■ Provided entries ■
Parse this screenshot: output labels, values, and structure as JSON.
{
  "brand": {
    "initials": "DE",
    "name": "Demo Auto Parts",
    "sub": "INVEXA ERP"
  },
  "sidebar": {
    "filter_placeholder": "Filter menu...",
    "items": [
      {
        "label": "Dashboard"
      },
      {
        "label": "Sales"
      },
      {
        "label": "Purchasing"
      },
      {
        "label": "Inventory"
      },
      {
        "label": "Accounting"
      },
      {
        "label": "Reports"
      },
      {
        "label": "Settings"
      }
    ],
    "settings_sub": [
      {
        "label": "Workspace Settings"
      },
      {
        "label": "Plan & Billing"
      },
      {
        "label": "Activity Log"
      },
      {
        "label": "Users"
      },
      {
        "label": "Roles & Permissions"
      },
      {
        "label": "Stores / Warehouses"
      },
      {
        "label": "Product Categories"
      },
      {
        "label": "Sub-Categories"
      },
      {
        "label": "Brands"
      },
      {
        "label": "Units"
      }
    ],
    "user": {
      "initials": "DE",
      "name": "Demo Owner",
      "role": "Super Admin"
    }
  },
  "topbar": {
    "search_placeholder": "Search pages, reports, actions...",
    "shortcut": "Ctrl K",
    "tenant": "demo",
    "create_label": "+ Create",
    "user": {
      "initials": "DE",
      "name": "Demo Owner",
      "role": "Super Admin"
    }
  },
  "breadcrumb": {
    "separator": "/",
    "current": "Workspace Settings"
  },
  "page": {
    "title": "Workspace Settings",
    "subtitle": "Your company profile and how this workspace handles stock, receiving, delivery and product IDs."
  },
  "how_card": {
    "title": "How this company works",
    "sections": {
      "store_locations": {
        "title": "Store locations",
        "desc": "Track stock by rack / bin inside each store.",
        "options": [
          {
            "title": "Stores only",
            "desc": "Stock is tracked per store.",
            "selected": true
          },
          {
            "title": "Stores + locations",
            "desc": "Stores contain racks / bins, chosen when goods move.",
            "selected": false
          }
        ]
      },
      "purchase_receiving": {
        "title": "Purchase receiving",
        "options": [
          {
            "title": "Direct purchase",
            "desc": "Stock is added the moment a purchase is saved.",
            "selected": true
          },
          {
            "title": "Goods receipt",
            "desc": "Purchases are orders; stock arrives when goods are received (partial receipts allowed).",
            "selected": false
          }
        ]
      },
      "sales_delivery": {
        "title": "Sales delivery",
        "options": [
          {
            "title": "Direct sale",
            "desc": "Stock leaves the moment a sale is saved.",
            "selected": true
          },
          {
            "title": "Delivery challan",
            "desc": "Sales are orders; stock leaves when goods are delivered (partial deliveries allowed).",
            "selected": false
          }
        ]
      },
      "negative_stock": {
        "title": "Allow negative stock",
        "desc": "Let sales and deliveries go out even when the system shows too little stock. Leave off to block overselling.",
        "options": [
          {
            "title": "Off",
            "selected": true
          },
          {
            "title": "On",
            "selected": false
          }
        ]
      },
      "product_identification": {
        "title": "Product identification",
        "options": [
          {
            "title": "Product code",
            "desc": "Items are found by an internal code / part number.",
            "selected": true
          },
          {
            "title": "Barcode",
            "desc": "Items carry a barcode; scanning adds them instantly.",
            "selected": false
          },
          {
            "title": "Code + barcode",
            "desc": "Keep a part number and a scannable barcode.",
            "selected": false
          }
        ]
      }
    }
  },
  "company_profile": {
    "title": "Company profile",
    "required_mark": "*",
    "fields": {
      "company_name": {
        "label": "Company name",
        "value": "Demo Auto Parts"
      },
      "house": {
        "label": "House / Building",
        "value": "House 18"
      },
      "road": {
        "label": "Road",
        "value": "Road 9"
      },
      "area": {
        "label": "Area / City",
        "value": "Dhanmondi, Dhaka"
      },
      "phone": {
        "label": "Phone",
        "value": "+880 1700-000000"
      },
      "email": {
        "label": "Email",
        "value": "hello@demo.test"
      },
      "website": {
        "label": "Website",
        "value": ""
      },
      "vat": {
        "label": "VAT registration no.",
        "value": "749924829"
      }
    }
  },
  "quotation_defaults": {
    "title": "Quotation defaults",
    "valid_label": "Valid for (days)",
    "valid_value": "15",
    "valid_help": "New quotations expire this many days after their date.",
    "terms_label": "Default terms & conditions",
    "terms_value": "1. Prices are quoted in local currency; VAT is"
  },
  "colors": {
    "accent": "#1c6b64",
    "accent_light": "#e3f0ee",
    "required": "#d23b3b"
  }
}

■ Requirement ■
Copy out every line of the material above that mentions the word "partial".

■ Expected output ■
            "desc": "Purchases are orders; stock arrives when goods are received (partial receipts allowed).",
            "desc": "Sales are orders; stock leaves when goods are delivered (partial deliveries allowed).",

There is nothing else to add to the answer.